**Texto extraído:**
Cierto es que siempre cuando estamos alegres tenemos un punto de tristeza por algún motivo y, por el contrario, en los peores días algo puede ocurrir en algún instante que, aunque sea por un segundo, nos hace sonreír. Hoy, mientras leía y paseaba por la red, encontré ésto de Mario Benedetti que me gustó.
"No sé si soy una persona triste con vocación de alegre, o viceversa, o al revés. Lo que sí sé es que siempre hay algo de tristeza en todas mis momentos más felices, al igual que siempre hay un poco de alegría en mis peores días"
Por la memoria vagamos descalzos
seguimos el garabato de la lluvia
hasta la tristeza que es el hogar destino
la tristeza almacena los desastres del alma
o sea lo mejorcito de nosotros mismos
digamos esperanzas sacrificios amores.

**Datos para examinar:**
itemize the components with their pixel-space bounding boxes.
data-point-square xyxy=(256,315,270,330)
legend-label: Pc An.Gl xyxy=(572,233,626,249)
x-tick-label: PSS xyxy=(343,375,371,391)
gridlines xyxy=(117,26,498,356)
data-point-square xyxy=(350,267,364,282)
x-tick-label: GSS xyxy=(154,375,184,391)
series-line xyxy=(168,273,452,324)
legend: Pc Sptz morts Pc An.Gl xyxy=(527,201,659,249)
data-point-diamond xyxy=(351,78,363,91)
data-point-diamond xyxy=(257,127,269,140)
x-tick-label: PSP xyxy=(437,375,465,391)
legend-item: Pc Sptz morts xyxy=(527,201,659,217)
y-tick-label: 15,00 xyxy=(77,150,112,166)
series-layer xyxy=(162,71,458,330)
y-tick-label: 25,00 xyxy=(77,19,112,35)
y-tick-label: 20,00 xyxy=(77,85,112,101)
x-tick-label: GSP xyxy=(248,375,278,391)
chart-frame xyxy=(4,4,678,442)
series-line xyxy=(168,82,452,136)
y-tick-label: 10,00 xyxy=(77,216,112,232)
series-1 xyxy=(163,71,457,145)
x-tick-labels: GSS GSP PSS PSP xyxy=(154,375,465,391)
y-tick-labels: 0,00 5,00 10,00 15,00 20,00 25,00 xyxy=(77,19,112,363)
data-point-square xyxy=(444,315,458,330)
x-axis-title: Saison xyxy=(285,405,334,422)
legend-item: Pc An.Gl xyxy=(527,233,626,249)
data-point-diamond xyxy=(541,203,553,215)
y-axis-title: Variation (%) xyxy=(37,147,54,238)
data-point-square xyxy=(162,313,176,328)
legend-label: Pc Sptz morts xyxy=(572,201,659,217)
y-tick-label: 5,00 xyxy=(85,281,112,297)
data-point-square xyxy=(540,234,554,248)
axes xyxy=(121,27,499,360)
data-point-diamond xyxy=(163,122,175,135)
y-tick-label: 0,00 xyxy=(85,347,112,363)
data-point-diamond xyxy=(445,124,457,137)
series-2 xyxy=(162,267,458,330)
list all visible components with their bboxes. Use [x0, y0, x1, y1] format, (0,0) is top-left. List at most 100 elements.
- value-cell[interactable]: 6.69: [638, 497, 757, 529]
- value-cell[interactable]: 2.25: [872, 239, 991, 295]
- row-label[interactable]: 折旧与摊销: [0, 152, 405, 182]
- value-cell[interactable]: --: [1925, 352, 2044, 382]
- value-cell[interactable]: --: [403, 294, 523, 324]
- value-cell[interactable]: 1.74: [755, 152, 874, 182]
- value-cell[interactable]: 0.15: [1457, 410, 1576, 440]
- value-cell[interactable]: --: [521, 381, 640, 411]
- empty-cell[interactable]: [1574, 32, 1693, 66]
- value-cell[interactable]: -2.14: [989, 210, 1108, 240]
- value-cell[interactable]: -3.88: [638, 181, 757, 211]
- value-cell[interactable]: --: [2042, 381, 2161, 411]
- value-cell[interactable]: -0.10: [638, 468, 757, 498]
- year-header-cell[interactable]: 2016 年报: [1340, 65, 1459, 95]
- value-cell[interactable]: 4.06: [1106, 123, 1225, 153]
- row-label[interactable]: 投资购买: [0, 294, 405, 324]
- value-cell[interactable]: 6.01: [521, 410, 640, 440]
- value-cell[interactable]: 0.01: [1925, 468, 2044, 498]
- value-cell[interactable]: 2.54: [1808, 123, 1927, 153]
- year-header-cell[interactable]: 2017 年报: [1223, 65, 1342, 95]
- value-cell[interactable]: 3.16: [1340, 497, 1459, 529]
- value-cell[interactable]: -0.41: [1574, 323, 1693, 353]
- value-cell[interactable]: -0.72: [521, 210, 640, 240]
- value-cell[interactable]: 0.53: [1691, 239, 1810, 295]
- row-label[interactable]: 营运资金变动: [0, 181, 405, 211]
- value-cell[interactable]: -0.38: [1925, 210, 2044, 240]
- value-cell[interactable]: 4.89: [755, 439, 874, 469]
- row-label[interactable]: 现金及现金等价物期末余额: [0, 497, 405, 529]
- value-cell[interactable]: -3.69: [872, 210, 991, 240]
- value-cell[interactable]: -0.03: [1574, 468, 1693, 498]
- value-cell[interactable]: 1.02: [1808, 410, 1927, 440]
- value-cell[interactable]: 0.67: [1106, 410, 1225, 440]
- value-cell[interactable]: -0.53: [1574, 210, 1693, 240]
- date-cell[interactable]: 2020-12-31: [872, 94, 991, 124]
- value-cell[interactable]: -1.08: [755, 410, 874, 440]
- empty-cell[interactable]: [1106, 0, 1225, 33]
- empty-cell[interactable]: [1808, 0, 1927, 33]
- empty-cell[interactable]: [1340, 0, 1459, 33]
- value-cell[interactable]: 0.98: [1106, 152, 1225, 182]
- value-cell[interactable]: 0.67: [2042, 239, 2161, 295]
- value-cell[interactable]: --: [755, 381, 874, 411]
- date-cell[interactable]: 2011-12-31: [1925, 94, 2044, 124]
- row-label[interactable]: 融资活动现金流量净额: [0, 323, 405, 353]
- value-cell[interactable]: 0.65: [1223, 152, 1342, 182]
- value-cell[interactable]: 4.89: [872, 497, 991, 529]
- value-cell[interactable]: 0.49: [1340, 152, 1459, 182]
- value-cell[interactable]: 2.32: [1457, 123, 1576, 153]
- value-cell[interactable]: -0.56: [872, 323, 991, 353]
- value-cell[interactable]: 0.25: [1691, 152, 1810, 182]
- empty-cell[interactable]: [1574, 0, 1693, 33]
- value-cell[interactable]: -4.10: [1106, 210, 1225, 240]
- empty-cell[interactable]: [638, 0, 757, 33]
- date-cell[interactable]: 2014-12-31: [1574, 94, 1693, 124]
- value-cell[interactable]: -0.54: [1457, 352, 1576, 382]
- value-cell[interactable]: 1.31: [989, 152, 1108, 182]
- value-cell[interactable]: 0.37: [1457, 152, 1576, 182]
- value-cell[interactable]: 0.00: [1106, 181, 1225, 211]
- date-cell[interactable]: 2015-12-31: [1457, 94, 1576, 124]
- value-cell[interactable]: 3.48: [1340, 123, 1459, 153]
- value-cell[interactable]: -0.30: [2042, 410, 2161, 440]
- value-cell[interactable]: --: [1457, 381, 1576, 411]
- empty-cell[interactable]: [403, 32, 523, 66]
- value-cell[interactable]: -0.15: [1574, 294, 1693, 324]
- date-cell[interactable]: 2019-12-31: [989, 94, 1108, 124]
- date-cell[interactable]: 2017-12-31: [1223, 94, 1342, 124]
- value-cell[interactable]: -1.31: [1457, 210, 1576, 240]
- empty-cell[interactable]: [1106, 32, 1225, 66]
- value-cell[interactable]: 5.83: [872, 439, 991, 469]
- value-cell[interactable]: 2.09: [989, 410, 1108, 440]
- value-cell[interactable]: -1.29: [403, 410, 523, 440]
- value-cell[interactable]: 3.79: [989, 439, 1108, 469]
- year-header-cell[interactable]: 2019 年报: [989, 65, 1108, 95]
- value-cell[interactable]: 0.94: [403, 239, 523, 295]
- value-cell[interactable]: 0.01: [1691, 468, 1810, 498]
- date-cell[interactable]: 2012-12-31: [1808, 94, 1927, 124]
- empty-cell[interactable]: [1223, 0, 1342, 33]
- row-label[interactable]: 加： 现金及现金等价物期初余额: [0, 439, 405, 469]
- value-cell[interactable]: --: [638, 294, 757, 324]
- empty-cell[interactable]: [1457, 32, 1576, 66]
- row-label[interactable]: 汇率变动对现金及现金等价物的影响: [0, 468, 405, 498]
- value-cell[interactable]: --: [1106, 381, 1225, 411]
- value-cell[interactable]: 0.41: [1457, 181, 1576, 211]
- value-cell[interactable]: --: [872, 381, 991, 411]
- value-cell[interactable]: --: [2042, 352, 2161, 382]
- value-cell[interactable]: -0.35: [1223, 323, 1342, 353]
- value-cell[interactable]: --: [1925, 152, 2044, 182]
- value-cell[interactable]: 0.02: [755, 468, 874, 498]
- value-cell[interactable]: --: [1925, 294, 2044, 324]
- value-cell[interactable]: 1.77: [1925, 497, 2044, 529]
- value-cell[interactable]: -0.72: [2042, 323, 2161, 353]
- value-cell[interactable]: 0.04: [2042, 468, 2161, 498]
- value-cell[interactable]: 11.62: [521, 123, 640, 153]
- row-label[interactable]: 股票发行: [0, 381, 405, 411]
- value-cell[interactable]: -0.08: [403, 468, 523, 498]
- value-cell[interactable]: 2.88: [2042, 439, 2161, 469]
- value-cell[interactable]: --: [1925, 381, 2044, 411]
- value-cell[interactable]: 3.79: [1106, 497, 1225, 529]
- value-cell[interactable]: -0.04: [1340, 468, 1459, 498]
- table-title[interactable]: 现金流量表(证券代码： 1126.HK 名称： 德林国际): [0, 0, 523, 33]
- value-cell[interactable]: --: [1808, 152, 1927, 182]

**Qué debes hacer:**
[1] Copia el tramo del fragmento sobre la alegría y la tristeza que va desde "Cierto es que" hasta "esperanzas sacrificios amores." y sustituye en él "tristeza" por "melancolía".
[2] Indica qué almacena la tristeza según el fragmento sobre la alegría y la tristeza.
Los ítems proceden de una fuente distinta a la del fragmento.

**Resultados por tarea:**
[1]
Cierto es que siempre cuando estamos alegres tenemos un punto de melancolía por algún motivo y, por el contrario, en los peores días algo puede ocurrir en algún instante que, aunque sea por un segundo, nos hace sonreír. Hoy, mientras leía y paseaba por la red, encontré ésto de Mario Benedetti que me gustó.
"No sé si soy una persona triste con vocación de alegre, o viceversa, o al revés. Lo que sí sé es que siempre hay algo de melancolía en todas mis momentos más felices, al igual que siempre hay un poco de alegría en mis peores días"
Por la memoria vagamos descalzos
seguimos el garabato de la lluvia
hasta la melancolía que es el hogar destino
la melancolía almacena los desastres del alma
o sea lo mejorcito de nosotros mismos
digamos esperanzas sacrificios amores.

[2] La tristeza almacena los desastres del alma.